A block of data
────────────────────
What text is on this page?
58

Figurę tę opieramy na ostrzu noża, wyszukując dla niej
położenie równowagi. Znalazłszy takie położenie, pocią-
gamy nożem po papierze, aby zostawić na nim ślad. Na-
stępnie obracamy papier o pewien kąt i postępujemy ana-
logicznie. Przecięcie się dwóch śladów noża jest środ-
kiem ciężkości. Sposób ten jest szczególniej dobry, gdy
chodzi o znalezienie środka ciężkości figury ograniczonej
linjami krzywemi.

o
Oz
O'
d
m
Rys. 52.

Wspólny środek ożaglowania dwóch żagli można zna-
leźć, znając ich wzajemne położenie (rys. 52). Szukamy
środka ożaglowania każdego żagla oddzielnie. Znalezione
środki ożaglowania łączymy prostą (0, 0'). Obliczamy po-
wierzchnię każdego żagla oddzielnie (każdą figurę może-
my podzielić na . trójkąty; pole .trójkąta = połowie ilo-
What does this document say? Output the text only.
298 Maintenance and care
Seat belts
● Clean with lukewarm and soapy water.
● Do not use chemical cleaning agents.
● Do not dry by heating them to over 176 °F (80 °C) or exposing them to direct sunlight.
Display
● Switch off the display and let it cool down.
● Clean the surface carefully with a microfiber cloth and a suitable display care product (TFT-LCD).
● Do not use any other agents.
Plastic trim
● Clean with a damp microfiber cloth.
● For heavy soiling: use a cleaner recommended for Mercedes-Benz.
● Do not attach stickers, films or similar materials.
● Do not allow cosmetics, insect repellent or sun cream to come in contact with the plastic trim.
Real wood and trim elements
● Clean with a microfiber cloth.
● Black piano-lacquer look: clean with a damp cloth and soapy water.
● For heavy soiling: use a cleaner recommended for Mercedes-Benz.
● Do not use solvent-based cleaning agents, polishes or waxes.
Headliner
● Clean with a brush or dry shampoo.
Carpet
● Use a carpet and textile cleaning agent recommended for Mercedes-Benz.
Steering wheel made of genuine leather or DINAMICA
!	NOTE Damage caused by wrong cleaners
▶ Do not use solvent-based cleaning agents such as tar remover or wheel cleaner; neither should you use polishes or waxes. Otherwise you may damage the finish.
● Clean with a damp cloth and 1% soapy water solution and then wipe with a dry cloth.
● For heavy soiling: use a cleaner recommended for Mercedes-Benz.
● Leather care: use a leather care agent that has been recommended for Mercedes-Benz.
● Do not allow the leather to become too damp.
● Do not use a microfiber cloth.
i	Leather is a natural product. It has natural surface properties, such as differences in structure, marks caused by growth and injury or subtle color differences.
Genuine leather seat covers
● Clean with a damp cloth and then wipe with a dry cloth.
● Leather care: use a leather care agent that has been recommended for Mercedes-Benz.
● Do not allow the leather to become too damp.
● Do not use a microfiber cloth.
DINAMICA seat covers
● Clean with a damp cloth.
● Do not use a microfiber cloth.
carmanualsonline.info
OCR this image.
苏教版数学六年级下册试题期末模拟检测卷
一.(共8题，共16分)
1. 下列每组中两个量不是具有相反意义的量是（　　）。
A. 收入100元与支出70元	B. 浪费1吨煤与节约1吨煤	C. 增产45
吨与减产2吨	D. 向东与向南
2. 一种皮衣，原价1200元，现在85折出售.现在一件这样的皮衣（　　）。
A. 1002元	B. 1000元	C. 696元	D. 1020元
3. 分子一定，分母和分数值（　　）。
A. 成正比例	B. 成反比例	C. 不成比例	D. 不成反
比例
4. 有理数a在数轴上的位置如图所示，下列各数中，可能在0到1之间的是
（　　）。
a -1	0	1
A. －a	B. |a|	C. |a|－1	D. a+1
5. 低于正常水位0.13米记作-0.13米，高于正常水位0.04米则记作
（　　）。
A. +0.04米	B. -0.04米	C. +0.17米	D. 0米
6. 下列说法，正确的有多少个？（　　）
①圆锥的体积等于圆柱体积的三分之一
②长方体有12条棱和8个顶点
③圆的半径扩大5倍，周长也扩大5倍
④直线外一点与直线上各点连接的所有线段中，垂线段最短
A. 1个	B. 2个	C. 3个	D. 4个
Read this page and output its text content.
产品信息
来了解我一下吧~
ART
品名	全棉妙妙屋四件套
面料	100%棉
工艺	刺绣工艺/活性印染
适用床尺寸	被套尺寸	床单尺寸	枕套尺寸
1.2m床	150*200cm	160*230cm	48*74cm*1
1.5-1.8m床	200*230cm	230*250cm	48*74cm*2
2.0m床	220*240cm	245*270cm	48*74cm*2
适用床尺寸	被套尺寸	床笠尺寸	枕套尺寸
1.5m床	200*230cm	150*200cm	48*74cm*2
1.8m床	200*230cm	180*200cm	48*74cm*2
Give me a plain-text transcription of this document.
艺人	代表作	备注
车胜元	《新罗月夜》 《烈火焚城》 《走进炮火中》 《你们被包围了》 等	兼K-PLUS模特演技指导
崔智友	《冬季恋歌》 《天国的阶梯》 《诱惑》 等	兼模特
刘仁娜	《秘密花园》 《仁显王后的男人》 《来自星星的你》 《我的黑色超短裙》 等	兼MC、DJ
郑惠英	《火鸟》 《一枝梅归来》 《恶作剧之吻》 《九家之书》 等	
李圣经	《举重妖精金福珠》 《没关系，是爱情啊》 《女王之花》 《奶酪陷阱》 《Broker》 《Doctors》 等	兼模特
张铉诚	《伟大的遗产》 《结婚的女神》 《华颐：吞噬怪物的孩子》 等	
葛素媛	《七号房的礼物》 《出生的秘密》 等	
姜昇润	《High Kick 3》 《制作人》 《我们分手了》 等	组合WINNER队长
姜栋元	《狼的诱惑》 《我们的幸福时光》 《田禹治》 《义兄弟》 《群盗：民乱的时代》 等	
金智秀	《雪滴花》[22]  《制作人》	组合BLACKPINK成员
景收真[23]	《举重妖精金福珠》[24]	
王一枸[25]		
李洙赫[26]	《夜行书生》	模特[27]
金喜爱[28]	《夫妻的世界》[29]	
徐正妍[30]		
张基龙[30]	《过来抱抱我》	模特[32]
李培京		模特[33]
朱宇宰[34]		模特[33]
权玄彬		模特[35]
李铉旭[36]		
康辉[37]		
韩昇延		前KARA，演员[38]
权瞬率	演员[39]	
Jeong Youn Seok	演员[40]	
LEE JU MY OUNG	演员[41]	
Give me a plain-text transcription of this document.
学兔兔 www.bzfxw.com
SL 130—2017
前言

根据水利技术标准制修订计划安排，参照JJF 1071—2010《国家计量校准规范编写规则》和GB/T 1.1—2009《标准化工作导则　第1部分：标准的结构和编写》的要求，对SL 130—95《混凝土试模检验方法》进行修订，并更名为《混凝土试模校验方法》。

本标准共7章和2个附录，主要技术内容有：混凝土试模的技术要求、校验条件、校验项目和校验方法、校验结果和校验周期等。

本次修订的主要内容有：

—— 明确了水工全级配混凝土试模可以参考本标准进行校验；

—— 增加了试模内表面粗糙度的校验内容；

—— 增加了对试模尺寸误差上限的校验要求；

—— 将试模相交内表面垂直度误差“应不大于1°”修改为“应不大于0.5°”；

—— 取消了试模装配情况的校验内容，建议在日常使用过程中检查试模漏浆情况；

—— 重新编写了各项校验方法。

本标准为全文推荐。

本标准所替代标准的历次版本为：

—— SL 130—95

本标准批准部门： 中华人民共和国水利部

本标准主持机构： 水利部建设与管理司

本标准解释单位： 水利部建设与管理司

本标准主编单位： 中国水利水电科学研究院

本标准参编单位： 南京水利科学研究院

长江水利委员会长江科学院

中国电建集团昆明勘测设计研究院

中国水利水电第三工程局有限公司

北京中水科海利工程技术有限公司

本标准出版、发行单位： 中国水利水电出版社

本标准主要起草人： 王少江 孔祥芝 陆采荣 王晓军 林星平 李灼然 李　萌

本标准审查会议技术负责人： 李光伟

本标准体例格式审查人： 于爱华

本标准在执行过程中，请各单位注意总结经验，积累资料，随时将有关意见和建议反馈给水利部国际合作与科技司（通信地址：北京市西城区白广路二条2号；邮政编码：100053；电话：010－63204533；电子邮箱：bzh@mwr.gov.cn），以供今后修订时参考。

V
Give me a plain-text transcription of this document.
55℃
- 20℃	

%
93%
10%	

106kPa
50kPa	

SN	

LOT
────────────────────
Locate all lines holding the word "położenie", then copy them out.

położenie równowagi. Znalazłszy takie położenie, pocią-
leźć, znając ich wzajemne położenie (rys. 52). Szukamy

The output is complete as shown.